Go through the material below and copy all lines with "this".

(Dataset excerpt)
******
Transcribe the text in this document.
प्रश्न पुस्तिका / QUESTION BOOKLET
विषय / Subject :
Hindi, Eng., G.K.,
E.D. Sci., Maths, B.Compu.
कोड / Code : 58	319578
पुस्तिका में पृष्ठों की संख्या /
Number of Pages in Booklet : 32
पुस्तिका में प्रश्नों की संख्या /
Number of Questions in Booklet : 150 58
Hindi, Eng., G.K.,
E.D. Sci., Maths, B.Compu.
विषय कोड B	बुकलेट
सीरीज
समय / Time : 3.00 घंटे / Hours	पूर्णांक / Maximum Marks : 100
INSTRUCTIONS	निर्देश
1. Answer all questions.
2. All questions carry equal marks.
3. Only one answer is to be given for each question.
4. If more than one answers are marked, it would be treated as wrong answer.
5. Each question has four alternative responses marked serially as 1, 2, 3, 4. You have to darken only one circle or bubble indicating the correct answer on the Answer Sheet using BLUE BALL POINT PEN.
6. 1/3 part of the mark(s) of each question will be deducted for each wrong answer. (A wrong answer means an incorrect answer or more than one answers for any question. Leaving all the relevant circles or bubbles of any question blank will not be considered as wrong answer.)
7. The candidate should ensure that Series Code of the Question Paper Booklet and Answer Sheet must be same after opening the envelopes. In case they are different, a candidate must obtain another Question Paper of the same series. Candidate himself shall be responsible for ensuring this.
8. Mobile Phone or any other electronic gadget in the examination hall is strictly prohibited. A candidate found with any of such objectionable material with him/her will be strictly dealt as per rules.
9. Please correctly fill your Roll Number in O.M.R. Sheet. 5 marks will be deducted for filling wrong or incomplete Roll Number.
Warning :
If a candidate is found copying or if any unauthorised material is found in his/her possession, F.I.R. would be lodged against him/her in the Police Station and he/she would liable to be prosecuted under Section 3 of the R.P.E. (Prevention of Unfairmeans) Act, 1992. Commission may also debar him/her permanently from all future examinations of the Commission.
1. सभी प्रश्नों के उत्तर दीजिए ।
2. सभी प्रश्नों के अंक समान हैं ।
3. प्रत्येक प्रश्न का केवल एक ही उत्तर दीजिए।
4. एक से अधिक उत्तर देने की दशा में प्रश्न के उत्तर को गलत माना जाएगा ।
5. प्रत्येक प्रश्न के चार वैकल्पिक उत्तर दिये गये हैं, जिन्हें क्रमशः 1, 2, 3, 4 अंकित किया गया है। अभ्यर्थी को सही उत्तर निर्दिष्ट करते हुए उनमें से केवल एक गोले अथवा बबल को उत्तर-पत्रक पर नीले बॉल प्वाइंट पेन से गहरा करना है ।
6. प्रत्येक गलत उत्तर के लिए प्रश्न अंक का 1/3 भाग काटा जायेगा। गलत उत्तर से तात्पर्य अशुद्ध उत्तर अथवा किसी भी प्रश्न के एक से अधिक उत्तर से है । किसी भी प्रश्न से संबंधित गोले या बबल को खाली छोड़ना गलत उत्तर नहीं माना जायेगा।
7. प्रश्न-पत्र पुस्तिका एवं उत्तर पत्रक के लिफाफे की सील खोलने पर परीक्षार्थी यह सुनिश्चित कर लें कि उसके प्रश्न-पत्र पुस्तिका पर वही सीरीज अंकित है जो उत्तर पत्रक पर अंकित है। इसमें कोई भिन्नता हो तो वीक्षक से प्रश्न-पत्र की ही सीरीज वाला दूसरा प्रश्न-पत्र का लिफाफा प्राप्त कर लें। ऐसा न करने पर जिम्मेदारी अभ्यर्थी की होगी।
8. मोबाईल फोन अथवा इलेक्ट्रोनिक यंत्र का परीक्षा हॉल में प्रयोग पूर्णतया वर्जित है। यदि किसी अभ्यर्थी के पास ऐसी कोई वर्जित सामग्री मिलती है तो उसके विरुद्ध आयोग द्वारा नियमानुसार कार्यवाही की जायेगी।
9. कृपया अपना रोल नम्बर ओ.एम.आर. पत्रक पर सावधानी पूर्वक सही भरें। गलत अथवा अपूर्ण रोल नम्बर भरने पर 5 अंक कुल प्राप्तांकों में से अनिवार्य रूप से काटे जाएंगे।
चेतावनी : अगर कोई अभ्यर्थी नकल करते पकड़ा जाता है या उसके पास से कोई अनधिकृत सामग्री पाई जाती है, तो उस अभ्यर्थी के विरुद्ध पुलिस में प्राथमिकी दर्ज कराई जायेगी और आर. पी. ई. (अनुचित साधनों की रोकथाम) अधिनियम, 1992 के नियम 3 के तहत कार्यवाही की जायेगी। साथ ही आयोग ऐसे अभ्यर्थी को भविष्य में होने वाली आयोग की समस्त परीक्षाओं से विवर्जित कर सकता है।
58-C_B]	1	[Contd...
******
ANSWER IN FULL:
Transcribe the text in this document.
7. The candidate should ensure that Series Code of the Question Paper Booklet and Answer Sheet must be same after opening the envelopes. In case they are different, a candidate must obtain another Question Paper of the same series. Candidate himself shall be responsible for ensuring this.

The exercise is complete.